Task. In the passage on digital transformation, set down the text word for word from "Furthermore, this approach" to "digital transformation playbook.".

Digital McKinsey works to advise their clients and, in 2013, Paul also led a major McKinsey research project on the economic impact of digitisation. Speaking at the third Freshminds breakfast seminar on this digital transformation topic (Read more on process building and delivering a plan), he took time to share emerging findings around what constitutes a sound approach to digital transformation.

“Stand-alone digital strategy shouldn’t exist at all."

Paul opened by inviting the group to challenge the principles of the digital transformation playbook, drawing from the insights of CEO interviews to deconstruct what he recognises as a flawed strategy.

First to come under scrutiny was the notion that a stand-alone digital strategy should exist at all; rather, a digital transformation should be an enabling strand of a business’s core strategy and applied there for immediate impact.

The common practice of identifying a single senior accountable officer is similarly flawed and, to be successful in driving meaningful digital transformation, businesses need to widen the stakeholder set. The incentive structure of the whole board should be configured around the delivery of digital transformation. When the mandate is extended across the wider board the cultural as well as the operational change needed to support this transformation, therefore, becomes more likely.

“If you can’t change the people - change the people."

One anecdote of a CEO at UBS highlighted a requirement for senior management to adapt and integrate to part of the change process. This leader took night classes, learned to code and shipped an app, all so that they could credibly lead from the front as the organisation changed around them. And of those who can’t or won’t make the change? Well, if you can’t change the people - change the people.

On the often contentious issue of investment for digital transformation, Paul was very clear – don’t let financial constraints dictate the scale or pace of change. Rather businesses need to quantify the size of the prize, and then use this as the yardstick for investment, not to figure out what they can afford first. The size of the opportunity, including the often significant opportunity cost of not driving effective digital change, should also inform the speed with which change is pursued; and CFOs should fund transformation accordingly.

Paul also urged the group to ignore the playbook instruction to use the technology around you, and instead to understand that technology is almost never the problem. Tech is almost entirely quick to build, readily available and with increasingly minimal upfront investment. Instead, look at how your existing tech may be encumbering the change process, constraining change and standing at odds with the goal.

“But what are your strategic aims?

Paul warned of making the mistake of listening too closely to your customer. Understandably, many digital transformation agendas are informed, at least in part, by the desire to delight the customer and businesses should never lose sight of this. But, in reality, your customer is actually unlikely to know internal advantages that your organisation may be able to leverage, and these should not be ignored. Keep the customer happy, but don’t lose sight of the strategic aims.

Agility and using this as a working methodology to drive digital innovation can also be misused or adopted in the wrong way. Unless understood and communicated clearly, being “agile” can be passed as a cover for accepting failure. Agility, it was asserted, should instead be interpreted as having appropriate planning horizons, and a commitment to testing and learning, rather than an acceptance of failure.

Paul encouraged the group to identify flagship projects within their own organisations and to quickly assign cross-functional teams ownership of delivery. With a competent scrum master, timely sprint cycles and demand for incremental gains, ownership of the project should be clearly held within the business, and the project is then more likely to succeed.

Furthermore, this approach would guard against a “centre of excellence” approach and rather let a shared culture of excellence develop – which is more likely to be both scalable and enduring.

The group highlighted digital transformation triumphs and tribulations they had encountered both as consumers and business leaders, from navigating new rail timetabling conventions, applying machine learning to vehicle value prediction, and the prospect of booking drone taxi rides. All served to highlight that there has never been a more pressing time to nail the digital transformation playbook.

Data extract.
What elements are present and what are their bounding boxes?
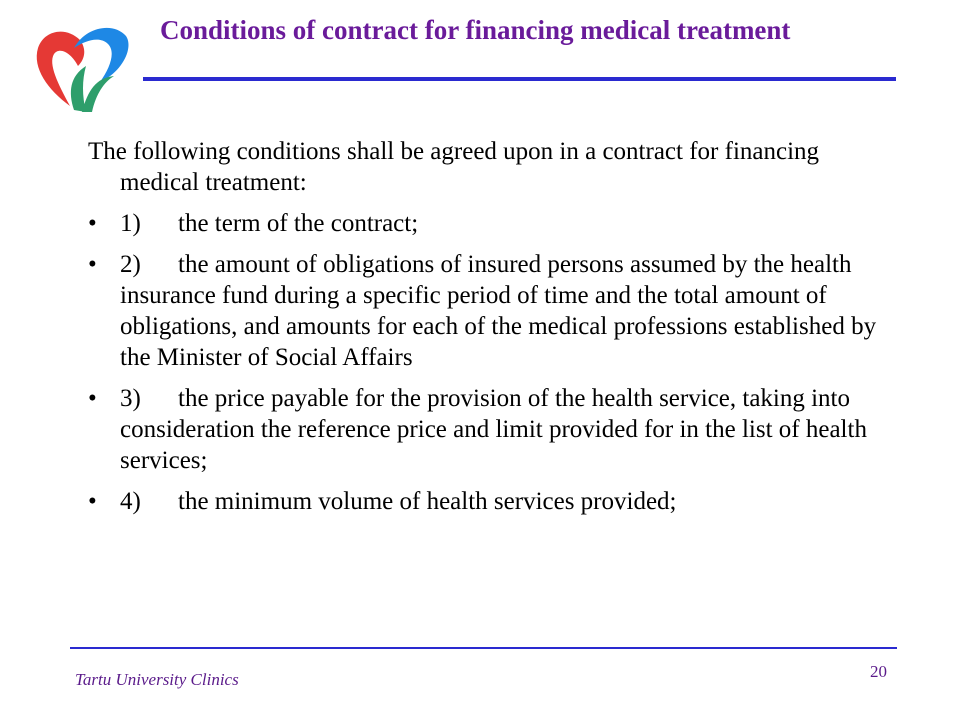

Correct answer.
Furthermore, this approach would guard against a “centre of excellence” approach and rather let a shared culture of excellence develop – which is more likely to be both scalable and enduring.

The group highlighted digital transformation triumphs and tribulations they had encountered both as consumers and business leaders, from navigating new rail timetabling conventions, applying machine learning to vehicle value prediction, and the prospect of booking drone taxi rides. All served to highlight that there has never been a more pressing time to nail the digital transformation playbook.